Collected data
-*-*-

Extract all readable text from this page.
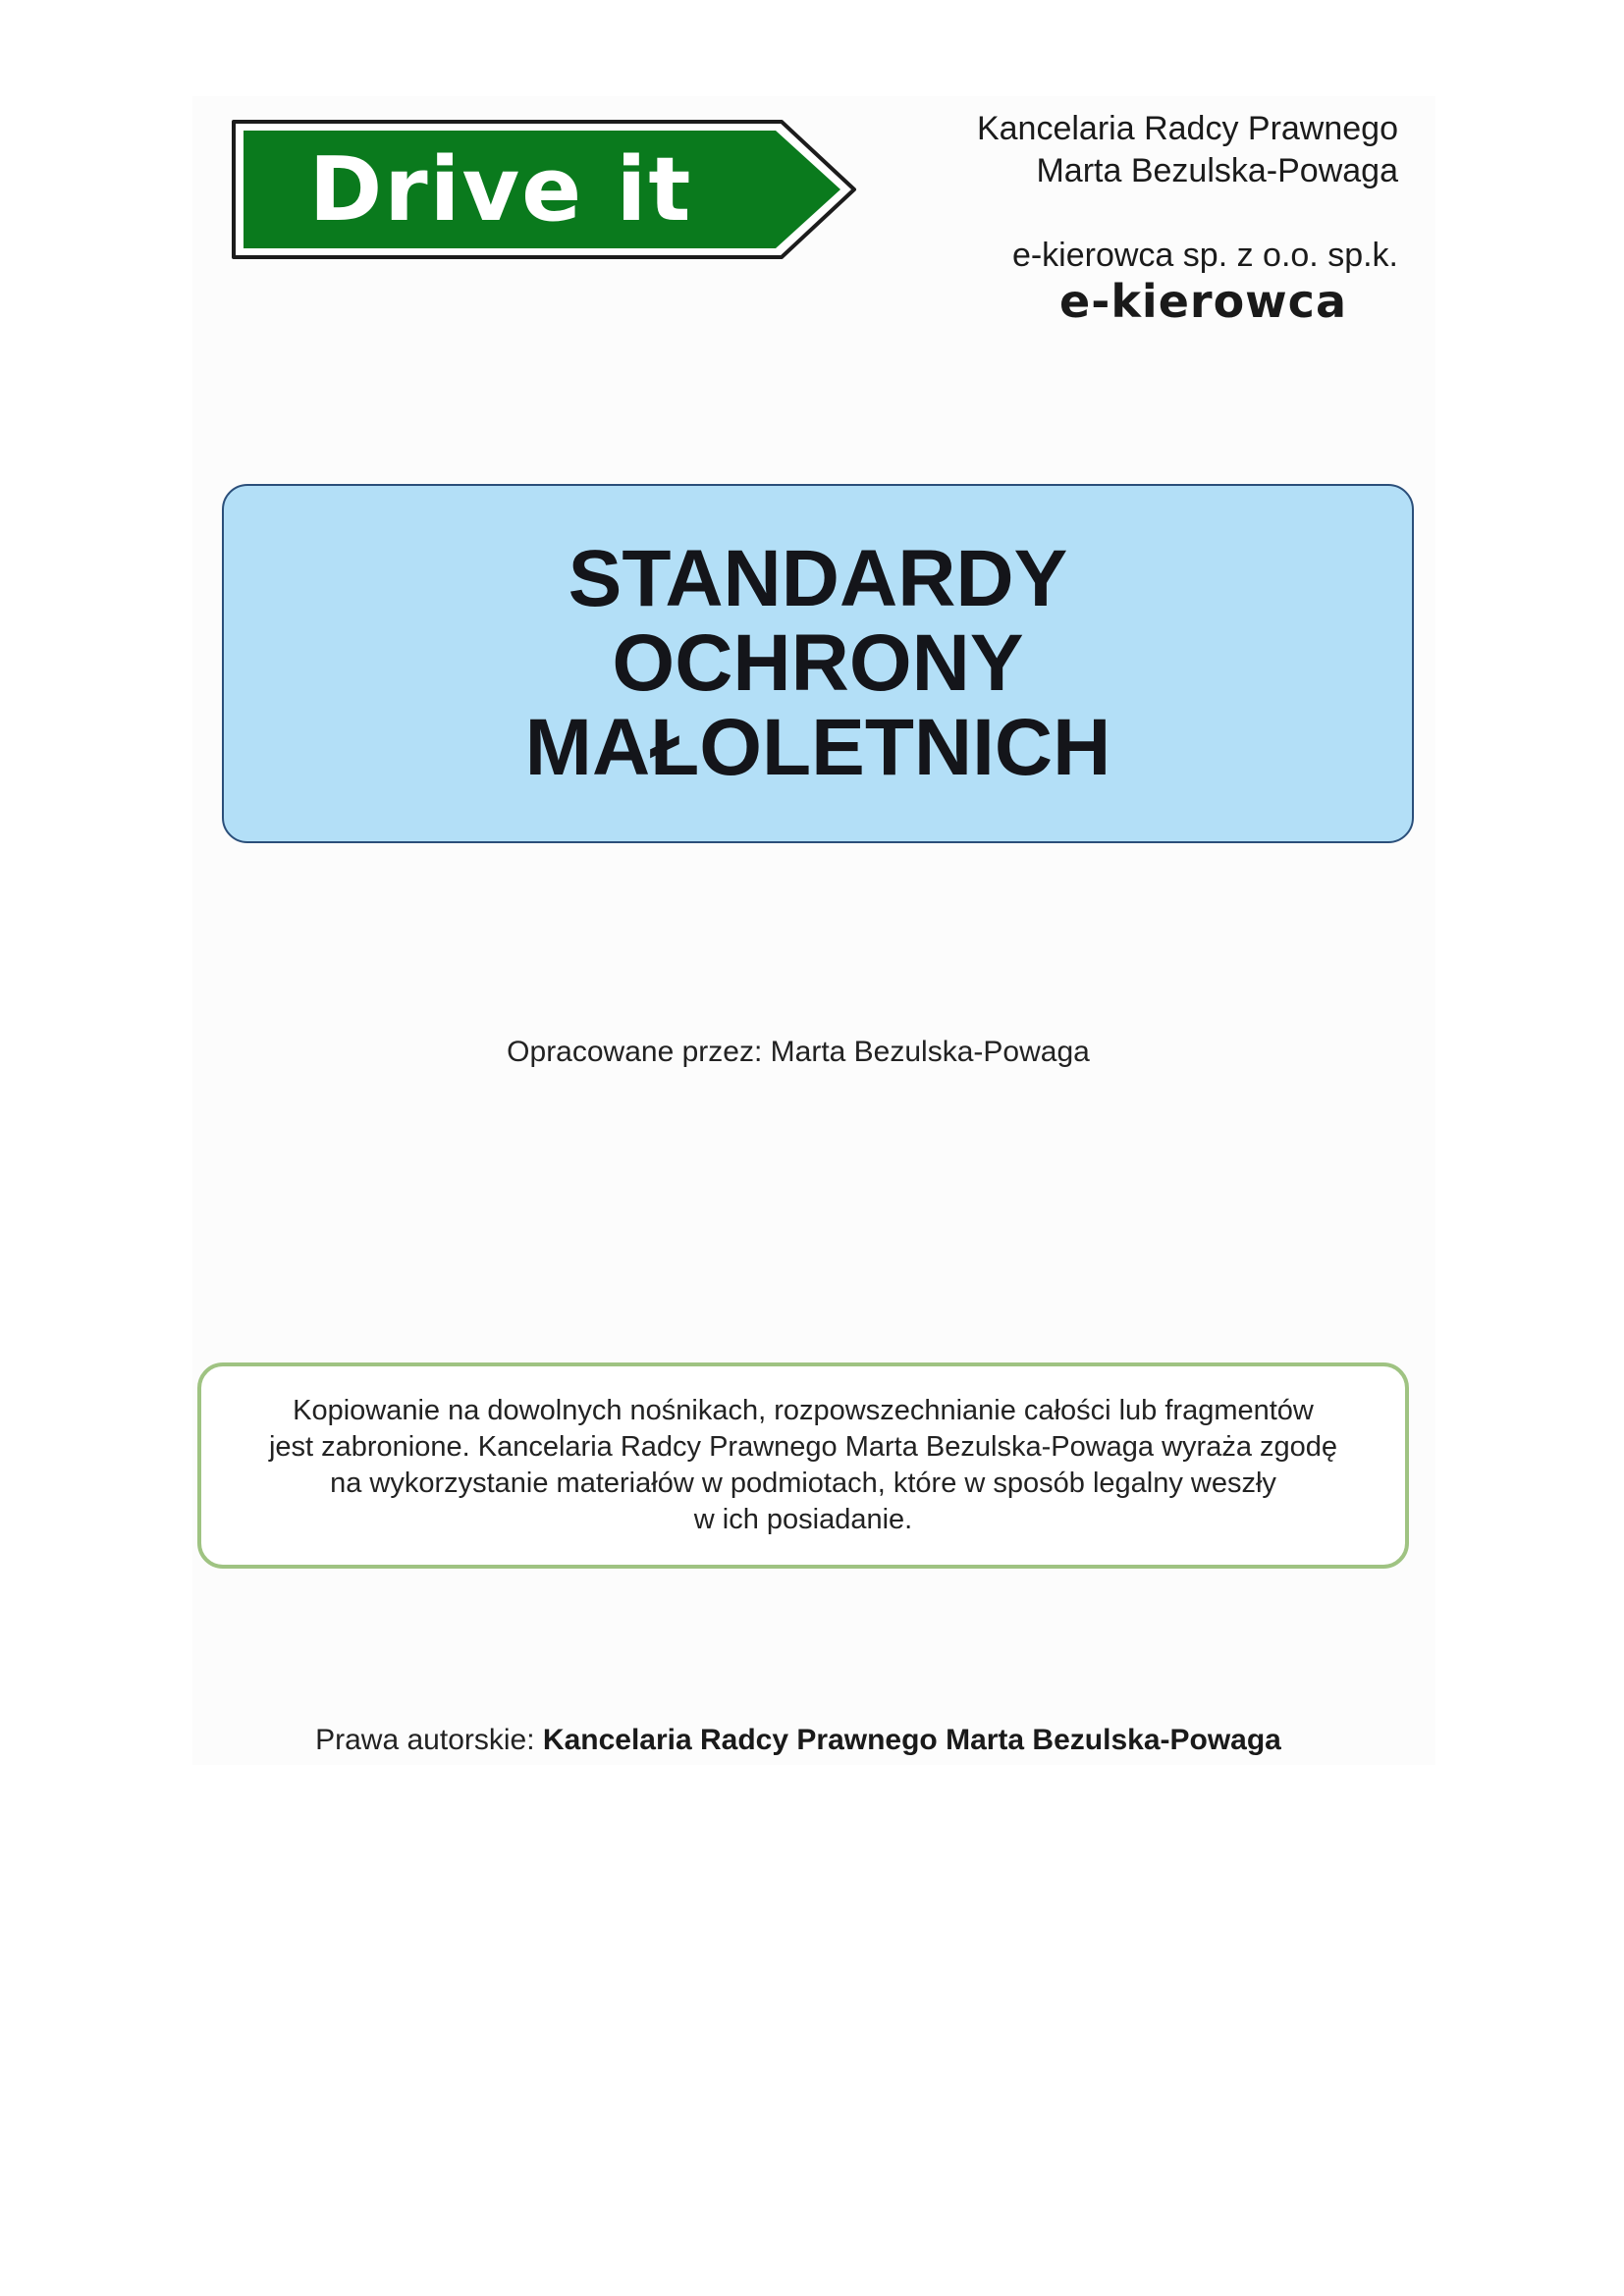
Drive it
Kancelaria Radcy Prawnego
Marta Bezulska-Powaga
e-kierowca sp. z o.o. sp.k.
e-kierowca
STANDARDY
OCHRONY
MAŁOLETNICH
Opracowane przez: Marta Bezulska-Powaga

Kopiowanie na dowolnych nośnikach, rozpowszechnianie całości lub fragmentów
jest zabronione. Kancelaria Radcy Prawnego Marta Bezulska-Powaga wyraża zgodę
na wykorzystanie materiałów w podmiotach, które w sposób legalny weszły
w ich posiadanie.

Prawa autorskie: Kancelaria Radcy Prawnego Marta Bezulska-Powaga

-*-*-

→ **PROBLEM REQUIREMENTS**
Tally the lines of the data that hold the string "Marta". Answer with the number and nothing more.

→ **THE RESPONSE**
4